Task directions → Turn the record lines starting at the one containing "Patent image size: (1460, 1008)." and ending at the one containing "The operational amplifier" into a numbered list, including both of those lines and omitting any blank lines.

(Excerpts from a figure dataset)

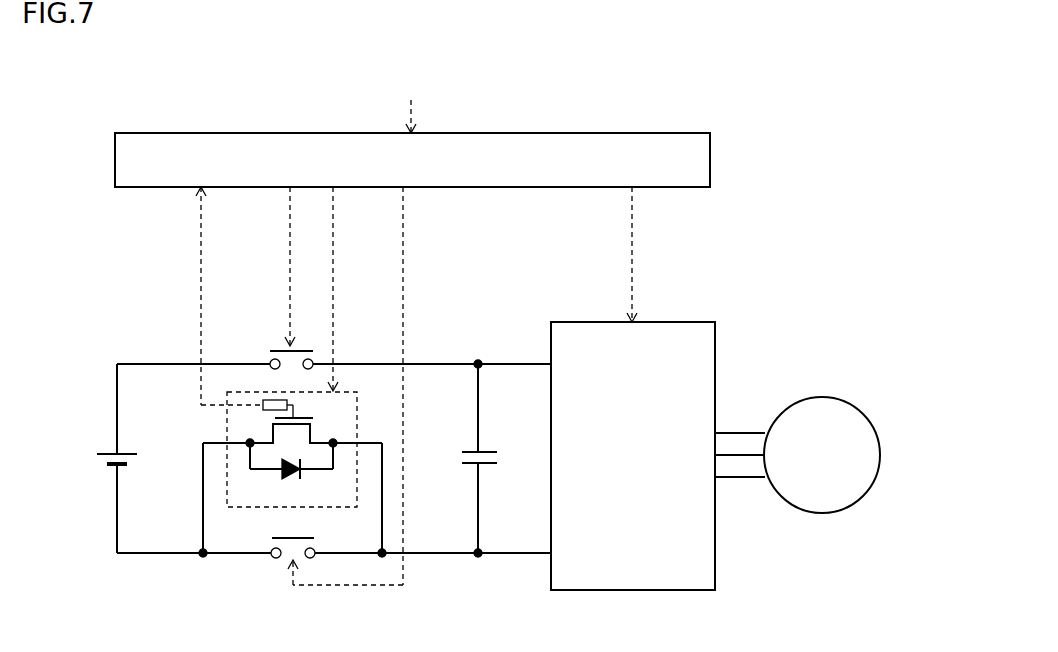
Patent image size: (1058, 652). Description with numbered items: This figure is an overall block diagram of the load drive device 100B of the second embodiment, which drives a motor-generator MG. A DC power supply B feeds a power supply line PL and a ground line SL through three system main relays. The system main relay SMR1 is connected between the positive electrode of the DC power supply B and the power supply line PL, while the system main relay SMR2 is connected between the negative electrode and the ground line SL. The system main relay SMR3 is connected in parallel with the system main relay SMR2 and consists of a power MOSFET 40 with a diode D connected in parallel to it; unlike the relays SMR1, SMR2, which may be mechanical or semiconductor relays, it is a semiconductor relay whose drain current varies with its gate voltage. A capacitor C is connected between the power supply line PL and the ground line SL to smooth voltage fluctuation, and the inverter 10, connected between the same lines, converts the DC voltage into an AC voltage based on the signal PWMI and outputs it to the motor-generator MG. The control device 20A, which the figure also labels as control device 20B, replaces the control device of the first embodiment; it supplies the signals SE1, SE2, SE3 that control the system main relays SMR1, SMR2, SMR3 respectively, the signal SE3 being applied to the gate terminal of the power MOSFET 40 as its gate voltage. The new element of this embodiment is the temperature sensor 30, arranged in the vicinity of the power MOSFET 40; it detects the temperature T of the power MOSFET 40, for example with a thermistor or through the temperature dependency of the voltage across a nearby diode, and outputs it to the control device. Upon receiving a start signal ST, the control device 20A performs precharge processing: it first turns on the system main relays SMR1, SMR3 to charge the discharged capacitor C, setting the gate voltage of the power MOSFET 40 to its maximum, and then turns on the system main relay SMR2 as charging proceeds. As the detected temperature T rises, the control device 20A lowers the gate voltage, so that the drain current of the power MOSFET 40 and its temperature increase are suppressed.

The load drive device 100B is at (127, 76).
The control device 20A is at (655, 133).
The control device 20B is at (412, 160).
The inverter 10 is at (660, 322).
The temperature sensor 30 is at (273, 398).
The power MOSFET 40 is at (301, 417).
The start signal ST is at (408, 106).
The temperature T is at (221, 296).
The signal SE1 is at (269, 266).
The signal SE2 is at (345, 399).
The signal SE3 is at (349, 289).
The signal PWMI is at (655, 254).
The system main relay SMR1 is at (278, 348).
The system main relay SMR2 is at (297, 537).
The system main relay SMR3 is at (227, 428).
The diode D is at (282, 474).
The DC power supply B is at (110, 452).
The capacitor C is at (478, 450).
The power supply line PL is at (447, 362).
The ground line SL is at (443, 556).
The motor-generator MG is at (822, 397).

--

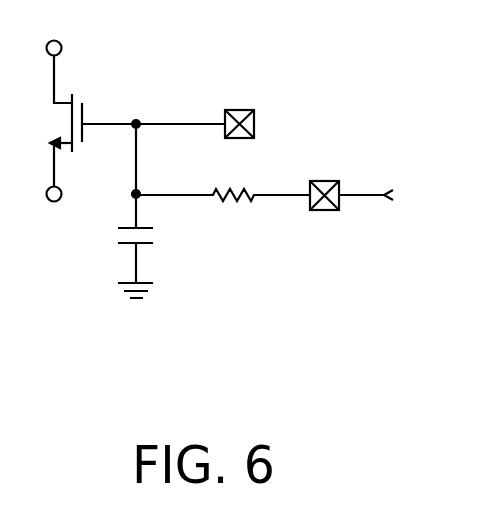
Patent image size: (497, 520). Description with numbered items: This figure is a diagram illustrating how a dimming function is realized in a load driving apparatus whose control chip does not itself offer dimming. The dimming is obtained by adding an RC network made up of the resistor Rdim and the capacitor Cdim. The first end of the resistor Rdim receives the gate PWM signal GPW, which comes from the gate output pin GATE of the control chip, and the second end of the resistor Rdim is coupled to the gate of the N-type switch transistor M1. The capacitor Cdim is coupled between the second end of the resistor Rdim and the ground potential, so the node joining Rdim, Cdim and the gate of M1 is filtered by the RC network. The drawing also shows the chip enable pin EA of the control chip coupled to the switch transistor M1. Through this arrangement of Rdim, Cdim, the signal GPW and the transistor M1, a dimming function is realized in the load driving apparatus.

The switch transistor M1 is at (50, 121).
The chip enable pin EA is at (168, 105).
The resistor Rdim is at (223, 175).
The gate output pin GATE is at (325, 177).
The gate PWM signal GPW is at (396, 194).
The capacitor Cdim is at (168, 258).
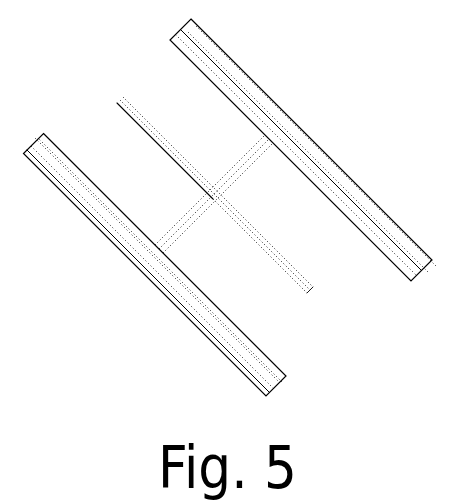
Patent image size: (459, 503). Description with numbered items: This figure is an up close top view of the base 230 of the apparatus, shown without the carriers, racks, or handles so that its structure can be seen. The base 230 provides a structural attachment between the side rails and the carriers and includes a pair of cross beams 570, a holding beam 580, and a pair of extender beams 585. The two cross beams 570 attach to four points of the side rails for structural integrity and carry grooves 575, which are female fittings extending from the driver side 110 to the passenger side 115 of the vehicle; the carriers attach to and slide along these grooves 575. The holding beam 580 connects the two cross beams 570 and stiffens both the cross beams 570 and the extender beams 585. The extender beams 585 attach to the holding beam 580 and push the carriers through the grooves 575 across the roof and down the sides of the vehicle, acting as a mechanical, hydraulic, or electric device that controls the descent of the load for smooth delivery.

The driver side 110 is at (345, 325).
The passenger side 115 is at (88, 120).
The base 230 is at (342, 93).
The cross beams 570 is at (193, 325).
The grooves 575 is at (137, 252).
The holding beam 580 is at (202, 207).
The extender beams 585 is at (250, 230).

--

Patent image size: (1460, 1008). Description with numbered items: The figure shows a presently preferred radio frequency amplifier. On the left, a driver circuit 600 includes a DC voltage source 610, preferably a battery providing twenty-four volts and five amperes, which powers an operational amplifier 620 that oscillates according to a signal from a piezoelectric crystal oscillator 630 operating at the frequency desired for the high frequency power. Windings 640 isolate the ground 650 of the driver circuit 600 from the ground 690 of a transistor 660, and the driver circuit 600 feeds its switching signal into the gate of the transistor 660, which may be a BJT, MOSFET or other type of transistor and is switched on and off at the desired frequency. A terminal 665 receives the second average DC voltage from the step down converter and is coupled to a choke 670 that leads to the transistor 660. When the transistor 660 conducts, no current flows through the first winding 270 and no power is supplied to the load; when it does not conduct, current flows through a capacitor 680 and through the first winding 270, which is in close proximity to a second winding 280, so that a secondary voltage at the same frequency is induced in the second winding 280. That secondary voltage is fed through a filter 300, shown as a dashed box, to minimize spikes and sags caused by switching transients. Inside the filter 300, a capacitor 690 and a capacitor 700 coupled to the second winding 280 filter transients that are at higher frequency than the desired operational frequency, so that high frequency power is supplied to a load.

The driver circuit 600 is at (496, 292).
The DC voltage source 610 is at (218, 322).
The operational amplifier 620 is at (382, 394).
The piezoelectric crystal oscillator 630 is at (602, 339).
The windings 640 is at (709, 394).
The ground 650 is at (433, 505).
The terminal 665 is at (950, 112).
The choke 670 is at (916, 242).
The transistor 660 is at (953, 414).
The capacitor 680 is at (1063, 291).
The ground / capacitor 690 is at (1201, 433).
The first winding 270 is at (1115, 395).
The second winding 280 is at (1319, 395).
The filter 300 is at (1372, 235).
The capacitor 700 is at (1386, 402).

Result of the task →
1. Patent image size: (1460, 1008). Description with numbered items: The figure shows a presently preferred radio frequency amplifier. On the left, a driver circuit 600 includes a DC voltage source 610, preferably a battery providing twenty-four volts and five amperes, which powers an operational amplifier 620 that oscillates according to a signal from a piezoelectric crystal oscillator 630 operating at the frequency desired for the high frequency power. Windings 640 isolate the ground 650 of the driver circuit 600 from the ground 690 of a transistor 660, and the driver circuit 600 feeds its switching signal into the gate of the transistor 660, which may be a BJT, MOSFET or other type of transistor and is switched on and off at the desired frequency. A terminal 665 receives the second average DC voltage from the step down converter and is coupled to a choke 670 that leads to the transistor 660. When the transistor 660 conducts, no current flows through the first winding 270 and no power is supplied to the load; when it does not conduct, current flows through a capacitor 680 and through the first winding 270, which is in close proximity to a second winding 280, so that a secondary voltage at the same frequency is induced in the second winding 280. That secondary voltage is fed through a filter 300, shown as a dashed box, to minimize spikes and sags caused by switching transients. Inside the filter 300, a capacitor 690 and a capacitor 700 coupled to the second winding 280 filter transients that are at higher frequency than the desired operational frequency, so that high frequency power is supplied to a load.
2. The driver circuit 600 is at (496, 292).
3. The DC voltage source 610 is at (218, 322).
4. The operational amplifier 620 is at (382, 394).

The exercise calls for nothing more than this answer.